**Task instructions:** Could you reproduce the listing below, swapping every "Patent image size" for "Drawing dimensions" and keeping everything else unchanged?

**Stored data entries:**
§ §

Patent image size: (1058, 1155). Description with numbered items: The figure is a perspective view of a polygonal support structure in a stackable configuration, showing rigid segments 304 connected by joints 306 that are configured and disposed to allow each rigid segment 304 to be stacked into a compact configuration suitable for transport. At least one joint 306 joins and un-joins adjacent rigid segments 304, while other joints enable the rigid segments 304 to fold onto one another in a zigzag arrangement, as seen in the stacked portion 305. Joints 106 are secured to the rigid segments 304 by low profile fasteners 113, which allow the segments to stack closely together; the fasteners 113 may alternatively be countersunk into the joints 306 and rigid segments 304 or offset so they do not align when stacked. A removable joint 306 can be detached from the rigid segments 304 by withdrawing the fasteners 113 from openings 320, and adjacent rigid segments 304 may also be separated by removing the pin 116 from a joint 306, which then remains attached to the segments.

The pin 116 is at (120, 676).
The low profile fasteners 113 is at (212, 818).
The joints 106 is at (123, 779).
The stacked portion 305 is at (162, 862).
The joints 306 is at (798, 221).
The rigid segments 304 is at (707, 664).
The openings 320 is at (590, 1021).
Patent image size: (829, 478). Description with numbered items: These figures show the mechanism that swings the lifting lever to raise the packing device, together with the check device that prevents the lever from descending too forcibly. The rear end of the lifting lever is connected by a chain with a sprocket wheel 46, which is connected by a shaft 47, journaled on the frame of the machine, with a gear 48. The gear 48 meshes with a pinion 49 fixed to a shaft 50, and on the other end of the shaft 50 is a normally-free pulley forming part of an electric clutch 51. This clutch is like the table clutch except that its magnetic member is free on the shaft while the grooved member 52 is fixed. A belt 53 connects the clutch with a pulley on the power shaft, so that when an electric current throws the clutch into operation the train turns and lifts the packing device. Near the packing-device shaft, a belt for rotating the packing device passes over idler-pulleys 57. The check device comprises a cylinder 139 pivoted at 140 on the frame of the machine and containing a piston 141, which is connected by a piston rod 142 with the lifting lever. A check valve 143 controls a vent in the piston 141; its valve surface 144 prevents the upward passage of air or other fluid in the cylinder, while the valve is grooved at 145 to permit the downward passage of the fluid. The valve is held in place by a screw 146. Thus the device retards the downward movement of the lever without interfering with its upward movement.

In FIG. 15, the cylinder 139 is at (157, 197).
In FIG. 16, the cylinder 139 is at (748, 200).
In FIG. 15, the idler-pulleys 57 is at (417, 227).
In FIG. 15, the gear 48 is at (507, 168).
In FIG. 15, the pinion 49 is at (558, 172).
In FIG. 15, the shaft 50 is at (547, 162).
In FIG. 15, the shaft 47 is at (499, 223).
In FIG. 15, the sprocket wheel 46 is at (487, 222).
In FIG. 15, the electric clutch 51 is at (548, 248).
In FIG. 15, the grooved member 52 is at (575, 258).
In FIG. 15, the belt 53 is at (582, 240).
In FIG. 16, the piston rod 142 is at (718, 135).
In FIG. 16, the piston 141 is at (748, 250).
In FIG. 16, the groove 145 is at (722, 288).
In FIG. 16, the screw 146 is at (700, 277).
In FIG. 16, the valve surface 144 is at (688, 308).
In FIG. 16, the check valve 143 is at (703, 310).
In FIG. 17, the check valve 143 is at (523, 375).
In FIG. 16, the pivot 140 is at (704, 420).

§ §

**Result of this task:**
Drawing dimensions: (1058, 1155). Description with numbered items: The figure is a perspective view of a polygonal support structure in a stackable configuration, showing rigid segments 304 connected by joints 306 that are configured and disposed to allow each rigid segment 304 to be stacked into a compact configuration suitable for transport. At least one joint 306 joins and un-joins adjacent rigid segments 304, while other joints enable the rigid segments 304 to fold onto one another in a zigzag arrangement, as seen in the stacked portion 305. Joints 106 are secured to the rigid segments 304 by low profile fasteners 113, which allow the segments to stack closely together; the fasteners 113 may alternatively be countersunk into the joints 306 and rigid segments 304 or offset so they do not align when stacked. A removable joint 306 can be detached from the rigid segments 304 by withdrawing the fasteners 113 from openings 320, and adjacent rigid segments 304 may also be separated by removing the pin 116 from a joint 306, which then remains attached to the segments.

The pin 116 is at (120, 676).
The low profile fasteners 113 is at (212, 818).
The joints 106 is at (123, 779).
The stacked portion 305 is at (162, 862).
The joints 306 is at (798, 221).
The rigid segments 304 is at (707, 664).
The openings 320 is at (590, 1021).
Drawing dimensions: (829, 478). Description with numbered items: These figures show the mechanism that swings the lifting lever to raise the packing device, together with the check device that prevents the lever from descending too forcibly. The rear end of the lifting lever is connected by a chain with a sprocket wheel 46, which is connected by a shaft 47, journaled on the frame of the machine, with a gear 48. The gear 48 meshes with a pinion 49 fixed to a shaft 50, and on the other end of the shaft 50 is a normally-free pulley forming part of an electric clutch 51. This clutch is like the table clutch except that its magnetic member is free on the shaft while the grooved member 52 is fixed. A belt 53 connects the clutch with a pulley on the power shaft, so that when an electric current throws the clutch into operation the train turns and lifts the packing device. Near the packing-device shaft, a belt for rotating the packing device passes over idler-pulleys 57. The check device comprises a cylinder 139 pivoted at 140 on the frame of the machine and containing a piston 141, which is connected by a piston rod 142 with the lifting lever. A check valve 143 controls a vent in the piston 141; its valve surface 144 prevents the upward passage of air or other fluid in the cylinder, while the valve is grooved at 145 to permit the downward passage of the fluid. The valve is held in place by a screw 146. Thus the device retards the downward movement of the lever without interfering with its upward movement.

In FIG. 15, the cylinder 139 is at (157, 197).
In FIG. 16, the cylinder 139 is at (748, 200).
In FIG. 15, the idler-pulleys 57 is at (417, 227).
In FIG. 15, the gear 48 is at (507, 168).
In FIG. 15, the pinion 49 is at (558, 172).
In FIG. 15, the shaft 50 is at (547, 162).
In FIG. 15, the shaft 47 is at (499, 223).
In FIG. 15, the sprocket wheel 46 is at (487, 222).
In FIG. 15, the electric clutch 51 is at (548, 248).
In FIG. 15, the grooved member 52 is at (575, 258).
In FIG. 15, the belt 53 is at (582, 240).
In FIG. 16, the piston rod 142 is at (718, 135).
In FIG. 16, the piston 141 is at (748, 250).
In FIG. 16, the groove 145 is at (722, 288).
In FIG. 16, the screw 146 is at (700, 277).
In FIG. 16, the valve surface 144 is at (688, 308).
In FIG. 16, the check valve 143 is at (703, 310).
In FIG. 17, the check valve 143 is at (523, 375).
In FIG. 16, the pivot 140 is at (704, 420).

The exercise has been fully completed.